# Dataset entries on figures
* Start *
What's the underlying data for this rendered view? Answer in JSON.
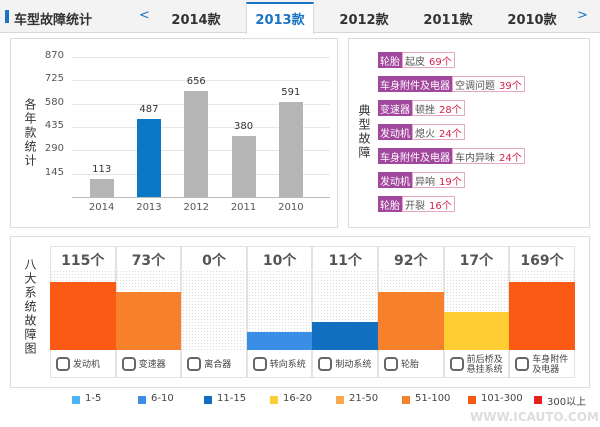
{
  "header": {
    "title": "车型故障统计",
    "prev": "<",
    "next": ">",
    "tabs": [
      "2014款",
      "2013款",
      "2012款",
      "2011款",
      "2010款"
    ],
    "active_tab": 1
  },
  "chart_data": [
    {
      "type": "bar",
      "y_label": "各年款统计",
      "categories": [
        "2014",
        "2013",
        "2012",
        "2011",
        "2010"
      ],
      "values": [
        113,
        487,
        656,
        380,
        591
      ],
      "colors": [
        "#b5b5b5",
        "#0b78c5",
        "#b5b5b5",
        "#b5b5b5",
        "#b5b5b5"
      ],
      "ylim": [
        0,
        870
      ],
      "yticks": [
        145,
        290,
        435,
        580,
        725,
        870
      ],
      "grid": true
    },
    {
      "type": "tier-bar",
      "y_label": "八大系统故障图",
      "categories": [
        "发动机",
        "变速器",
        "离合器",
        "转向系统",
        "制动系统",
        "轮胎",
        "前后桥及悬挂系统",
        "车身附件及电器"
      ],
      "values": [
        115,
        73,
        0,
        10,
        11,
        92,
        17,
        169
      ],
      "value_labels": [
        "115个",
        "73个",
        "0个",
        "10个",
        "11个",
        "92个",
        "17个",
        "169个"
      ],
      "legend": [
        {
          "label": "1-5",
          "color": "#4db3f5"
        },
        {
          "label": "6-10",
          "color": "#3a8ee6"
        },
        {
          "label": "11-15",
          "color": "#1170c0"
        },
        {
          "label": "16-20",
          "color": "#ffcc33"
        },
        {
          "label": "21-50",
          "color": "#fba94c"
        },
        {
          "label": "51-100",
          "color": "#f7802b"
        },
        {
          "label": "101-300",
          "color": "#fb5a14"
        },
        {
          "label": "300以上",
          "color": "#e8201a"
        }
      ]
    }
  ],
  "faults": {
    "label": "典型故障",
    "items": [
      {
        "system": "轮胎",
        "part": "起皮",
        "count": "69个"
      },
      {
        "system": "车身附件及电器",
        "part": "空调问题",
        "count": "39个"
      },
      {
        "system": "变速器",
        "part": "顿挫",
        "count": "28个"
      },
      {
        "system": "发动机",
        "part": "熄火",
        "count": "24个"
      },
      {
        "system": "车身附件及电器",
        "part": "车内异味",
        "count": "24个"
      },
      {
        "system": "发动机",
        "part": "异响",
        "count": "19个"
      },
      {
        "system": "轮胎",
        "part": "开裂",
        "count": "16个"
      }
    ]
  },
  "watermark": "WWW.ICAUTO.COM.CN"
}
* End *
* Start *
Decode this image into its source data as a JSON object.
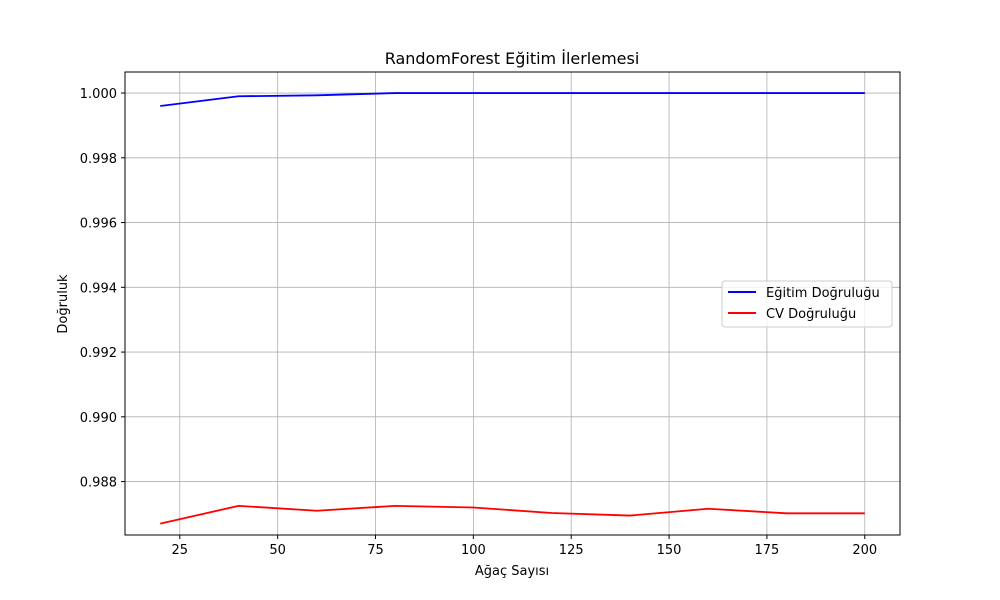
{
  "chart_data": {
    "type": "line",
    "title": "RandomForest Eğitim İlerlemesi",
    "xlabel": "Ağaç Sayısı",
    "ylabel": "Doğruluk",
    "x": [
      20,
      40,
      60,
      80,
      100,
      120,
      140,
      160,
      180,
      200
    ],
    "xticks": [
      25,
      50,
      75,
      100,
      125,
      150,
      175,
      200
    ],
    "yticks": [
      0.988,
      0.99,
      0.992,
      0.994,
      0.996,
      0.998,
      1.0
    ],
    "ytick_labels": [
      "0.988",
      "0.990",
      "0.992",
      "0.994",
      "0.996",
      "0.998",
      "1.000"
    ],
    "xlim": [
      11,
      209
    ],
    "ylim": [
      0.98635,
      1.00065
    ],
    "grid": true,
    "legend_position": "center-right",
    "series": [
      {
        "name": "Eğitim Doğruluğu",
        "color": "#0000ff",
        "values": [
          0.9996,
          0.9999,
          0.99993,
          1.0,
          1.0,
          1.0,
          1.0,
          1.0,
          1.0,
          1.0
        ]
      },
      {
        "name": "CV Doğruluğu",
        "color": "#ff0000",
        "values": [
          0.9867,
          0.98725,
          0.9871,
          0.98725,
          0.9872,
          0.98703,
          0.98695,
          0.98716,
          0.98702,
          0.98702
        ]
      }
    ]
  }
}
* End *
# Exercise description
Find the string "title" in the entries above and return each line that holds it.

# Answer below
    "title": "车型故障统计",
    "title": "RandomForest Eğitim İlerlemesi",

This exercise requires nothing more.